» Excerpt from a dataset:
________________________________________
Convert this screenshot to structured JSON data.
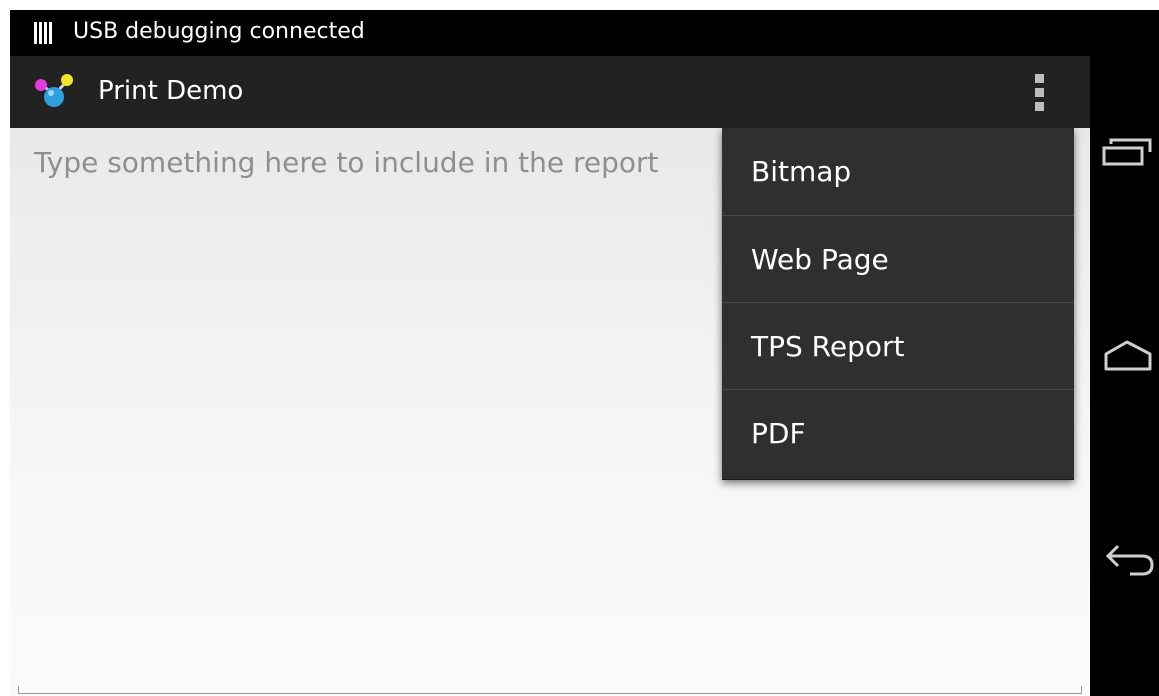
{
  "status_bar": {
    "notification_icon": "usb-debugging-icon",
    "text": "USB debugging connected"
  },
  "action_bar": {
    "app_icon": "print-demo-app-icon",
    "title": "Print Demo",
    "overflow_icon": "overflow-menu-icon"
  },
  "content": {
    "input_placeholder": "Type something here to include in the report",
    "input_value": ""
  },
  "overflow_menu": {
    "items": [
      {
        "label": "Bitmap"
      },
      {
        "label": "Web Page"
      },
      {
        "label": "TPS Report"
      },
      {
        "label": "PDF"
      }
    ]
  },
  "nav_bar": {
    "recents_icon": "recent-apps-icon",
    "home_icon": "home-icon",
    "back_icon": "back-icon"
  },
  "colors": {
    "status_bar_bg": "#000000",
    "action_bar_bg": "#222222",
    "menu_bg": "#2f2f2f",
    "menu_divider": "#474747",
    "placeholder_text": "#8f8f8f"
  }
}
________________________________________
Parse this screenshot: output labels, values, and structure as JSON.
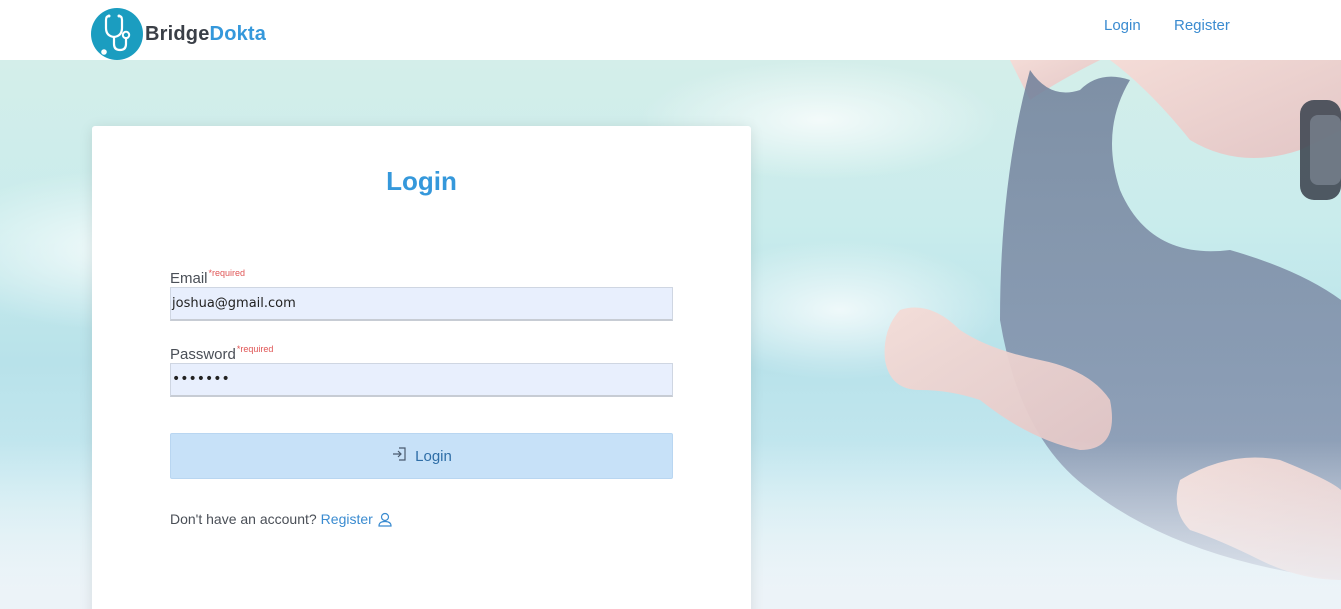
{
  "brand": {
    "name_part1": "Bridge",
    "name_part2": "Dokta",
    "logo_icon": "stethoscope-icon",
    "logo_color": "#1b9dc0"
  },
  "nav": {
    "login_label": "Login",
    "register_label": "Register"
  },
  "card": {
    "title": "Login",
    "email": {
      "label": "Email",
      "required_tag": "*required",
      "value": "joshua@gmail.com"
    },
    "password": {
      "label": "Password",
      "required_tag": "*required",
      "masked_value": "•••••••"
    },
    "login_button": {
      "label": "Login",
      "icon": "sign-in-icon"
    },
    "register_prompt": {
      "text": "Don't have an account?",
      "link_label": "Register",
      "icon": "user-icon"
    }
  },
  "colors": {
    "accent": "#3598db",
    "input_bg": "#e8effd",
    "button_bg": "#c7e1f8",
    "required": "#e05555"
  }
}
________________________________________
» TASK STATEMENT: Give the number of lines where the string "JSON" occurs, without any further text.

» ANSWER TO THE PROBLEM: 2